**Written request:** From the listing below, return each line that includes "more".

**Exercise data:**

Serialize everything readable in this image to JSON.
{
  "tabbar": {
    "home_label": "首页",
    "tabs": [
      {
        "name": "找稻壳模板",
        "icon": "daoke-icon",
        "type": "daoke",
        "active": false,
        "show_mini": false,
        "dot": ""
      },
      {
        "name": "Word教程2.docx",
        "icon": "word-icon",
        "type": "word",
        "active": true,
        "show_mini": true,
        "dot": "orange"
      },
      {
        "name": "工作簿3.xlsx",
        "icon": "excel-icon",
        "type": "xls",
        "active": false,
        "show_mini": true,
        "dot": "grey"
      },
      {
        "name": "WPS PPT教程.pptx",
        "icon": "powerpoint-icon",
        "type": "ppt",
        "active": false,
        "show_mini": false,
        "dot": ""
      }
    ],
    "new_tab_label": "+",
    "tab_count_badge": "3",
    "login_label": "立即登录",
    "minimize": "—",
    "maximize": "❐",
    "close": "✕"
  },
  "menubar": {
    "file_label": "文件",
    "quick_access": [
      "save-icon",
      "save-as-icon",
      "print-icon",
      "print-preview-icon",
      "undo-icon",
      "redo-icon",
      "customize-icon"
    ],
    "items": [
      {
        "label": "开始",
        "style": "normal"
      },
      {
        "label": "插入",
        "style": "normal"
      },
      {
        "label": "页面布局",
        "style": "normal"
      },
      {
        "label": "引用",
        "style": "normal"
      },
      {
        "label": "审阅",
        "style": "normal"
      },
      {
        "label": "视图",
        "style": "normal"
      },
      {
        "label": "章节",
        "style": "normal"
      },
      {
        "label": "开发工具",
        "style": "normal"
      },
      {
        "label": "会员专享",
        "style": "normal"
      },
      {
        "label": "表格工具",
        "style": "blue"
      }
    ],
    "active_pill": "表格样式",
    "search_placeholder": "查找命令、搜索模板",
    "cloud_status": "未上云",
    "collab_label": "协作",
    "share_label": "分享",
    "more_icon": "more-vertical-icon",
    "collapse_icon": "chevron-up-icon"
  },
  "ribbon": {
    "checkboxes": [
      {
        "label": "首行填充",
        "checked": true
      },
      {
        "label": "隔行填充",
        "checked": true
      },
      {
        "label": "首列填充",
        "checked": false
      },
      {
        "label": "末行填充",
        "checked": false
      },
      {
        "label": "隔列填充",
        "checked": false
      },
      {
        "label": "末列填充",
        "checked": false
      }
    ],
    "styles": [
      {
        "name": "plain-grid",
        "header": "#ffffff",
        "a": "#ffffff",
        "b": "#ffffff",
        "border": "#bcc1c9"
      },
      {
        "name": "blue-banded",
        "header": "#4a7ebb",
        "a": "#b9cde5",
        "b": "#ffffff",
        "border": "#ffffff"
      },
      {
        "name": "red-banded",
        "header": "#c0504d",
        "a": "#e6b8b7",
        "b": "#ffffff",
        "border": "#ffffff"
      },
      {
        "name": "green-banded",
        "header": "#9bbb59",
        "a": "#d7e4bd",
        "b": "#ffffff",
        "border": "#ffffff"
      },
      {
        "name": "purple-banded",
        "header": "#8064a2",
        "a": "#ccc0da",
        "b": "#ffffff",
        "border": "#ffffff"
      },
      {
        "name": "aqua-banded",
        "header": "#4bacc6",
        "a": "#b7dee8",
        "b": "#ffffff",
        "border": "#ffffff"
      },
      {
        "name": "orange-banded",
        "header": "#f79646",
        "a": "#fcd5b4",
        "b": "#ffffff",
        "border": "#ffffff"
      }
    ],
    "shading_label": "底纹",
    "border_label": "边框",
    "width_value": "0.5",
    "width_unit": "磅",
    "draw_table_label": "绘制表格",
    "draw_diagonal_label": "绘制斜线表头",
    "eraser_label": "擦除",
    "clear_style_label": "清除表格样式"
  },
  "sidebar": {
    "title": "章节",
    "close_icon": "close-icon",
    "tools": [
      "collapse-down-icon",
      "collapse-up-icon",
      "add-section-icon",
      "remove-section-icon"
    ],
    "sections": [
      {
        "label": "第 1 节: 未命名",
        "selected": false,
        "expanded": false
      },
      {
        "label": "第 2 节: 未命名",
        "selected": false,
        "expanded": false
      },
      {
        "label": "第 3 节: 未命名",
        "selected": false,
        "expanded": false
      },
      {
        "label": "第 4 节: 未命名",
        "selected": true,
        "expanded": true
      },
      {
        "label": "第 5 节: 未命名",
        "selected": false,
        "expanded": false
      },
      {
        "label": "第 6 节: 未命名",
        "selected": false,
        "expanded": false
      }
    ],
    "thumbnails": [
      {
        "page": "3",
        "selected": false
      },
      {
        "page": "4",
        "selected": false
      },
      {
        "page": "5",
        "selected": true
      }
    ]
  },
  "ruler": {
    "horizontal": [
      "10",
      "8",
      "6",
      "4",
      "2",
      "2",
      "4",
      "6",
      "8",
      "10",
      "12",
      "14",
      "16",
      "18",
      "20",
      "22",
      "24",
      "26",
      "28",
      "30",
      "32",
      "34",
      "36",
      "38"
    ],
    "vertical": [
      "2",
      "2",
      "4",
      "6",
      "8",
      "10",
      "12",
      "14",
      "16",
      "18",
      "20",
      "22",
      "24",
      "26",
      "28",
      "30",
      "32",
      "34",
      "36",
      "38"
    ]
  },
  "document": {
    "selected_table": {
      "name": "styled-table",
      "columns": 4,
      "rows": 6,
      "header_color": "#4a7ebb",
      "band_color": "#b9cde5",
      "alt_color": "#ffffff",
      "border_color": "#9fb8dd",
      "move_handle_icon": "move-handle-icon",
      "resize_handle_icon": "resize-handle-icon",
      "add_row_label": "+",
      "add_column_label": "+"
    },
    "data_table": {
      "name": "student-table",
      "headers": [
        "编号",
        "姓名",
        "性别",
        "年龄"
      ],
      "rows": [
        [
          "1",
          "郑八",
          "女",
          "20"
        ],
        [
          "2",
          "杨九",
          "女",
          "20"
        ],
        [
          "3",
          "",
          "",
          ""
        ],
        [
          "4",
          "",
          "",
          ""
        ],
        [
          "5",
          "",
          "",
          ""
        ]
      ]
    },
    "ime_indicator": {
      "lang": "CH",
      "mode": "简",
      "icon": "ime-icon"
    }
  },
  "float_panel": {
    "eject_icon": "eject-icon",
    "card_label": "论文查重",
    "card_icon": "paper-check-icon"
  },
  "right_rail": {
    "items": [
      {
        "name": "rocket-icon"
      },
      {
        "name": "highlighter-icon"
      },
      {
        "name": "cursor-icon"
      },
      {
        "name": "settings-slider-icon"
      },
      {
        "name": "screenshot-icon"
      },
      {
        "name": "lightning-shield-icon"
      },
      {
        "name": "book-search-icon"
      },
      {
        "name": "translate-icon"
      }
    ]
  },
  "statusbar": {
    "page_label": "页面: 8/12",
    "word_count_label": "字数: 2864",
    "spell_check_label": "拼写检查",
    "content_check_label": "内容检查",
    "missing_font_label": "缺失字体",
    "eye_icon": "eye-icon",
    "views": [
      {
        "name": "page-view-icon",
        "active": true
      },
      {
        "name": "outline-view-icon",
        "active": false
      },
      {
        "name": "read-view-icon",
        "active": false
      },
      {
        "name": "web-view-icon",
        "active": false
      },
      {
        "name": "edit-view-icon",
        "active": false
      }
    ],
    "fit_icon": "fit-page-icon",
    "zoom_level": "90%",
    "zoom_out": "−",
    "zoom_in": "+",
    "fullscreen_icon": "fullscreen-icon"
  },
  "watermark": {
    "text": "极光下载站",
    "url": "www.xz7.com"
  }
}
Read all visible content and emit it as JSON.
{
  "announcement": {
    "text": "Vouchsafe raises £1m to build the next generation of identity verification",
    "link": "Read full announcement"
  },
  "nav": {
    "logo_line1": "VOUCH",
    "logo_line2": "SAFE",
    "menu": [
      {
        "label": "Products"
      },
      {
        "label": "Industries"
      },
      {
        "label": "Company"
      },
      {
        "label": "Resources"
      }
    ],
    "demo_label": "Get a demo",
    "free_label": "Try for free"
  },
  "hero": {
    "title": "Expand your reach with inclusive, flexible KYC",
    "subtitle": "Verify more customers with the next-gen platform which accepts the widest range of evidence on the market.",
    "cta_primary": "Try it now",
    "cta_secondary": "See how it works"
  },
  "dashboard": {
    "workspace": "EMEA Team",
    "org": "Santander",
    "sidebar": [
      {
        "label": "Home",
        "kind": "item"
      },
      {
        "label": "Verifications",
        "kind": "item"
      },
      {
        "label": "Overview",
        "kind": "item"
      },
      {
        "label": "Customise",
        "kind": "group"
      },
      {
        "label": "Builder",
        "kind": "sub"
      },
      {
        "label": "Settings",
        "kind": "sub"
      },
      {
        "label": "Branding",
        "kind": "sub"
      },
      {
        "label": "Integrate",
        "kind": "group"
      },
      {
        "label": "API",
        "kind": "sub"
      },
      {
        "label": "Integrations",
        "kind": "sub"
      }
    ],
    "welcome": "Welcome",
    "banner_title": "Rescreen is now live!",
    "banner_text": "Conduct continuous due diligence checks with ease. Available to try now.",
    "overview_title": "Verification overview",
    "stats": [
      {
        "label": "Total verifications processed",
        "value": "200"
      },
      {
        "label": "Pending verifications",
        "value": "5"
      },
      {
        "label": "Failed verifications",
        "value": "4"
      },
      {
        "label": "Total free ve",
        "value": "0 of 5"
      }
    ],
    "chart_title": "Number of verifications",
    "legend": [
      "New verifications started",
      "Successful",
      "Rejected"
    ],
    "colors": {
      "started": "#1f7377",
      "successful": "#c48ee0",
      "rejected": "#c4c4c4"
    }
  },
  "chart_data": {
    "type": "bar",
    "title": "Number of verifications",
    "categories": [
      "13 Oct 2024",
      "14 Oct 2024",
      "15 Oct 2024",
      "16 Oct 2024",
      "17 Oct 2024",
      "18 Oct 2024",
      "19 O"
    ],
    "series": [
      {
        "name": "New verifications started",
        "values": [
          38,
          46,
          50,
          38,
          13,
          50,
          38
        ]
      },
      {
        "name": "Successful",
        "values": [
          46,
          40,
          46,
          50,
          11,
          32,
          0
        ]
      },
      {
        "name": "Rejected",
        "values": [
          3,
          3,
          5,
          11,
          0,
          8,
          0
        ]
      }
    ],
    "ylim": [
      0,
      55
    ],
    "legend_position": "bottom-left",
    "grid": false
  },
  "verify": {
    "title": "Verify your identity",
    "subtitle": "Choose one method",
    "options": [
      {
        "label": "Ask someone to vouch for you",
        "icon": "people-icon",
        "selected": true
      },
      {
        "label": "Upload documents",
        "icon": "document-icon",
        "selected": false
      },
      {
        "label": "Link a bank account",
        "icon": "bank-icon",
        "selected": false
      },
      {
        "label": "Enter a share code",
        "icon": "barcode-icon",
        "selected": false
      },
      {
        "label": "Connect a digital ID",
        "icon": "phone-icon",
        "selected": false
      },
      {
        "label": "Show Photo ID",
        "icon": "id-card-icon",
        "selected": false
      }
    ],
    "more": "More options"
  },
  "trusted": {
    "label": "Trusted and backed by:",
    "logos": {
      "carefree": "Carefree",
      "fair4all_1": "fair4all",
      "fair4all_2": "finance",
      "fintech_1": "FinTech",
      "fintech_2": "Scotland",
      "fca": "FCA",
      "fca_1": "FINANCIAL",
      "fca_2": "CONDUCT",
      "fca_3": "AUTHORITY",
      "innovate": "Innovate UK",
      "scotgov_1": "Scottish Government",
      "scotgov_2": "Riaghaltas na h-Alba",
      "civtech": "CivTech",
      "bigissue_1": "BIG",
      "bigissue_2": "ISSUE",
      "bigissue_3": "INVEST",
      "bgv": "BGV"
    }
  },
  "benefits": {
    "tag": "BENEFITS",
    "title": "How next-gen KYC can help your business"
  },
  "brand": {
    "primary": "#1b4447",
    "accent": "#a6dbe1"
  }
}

**Final result:**
    "more_icon": "more-vertical-icon",
    "subtitle": "Verify more customers with the next-gen platform which accepts the widest range of evidence on the market.",
    "more": "More options"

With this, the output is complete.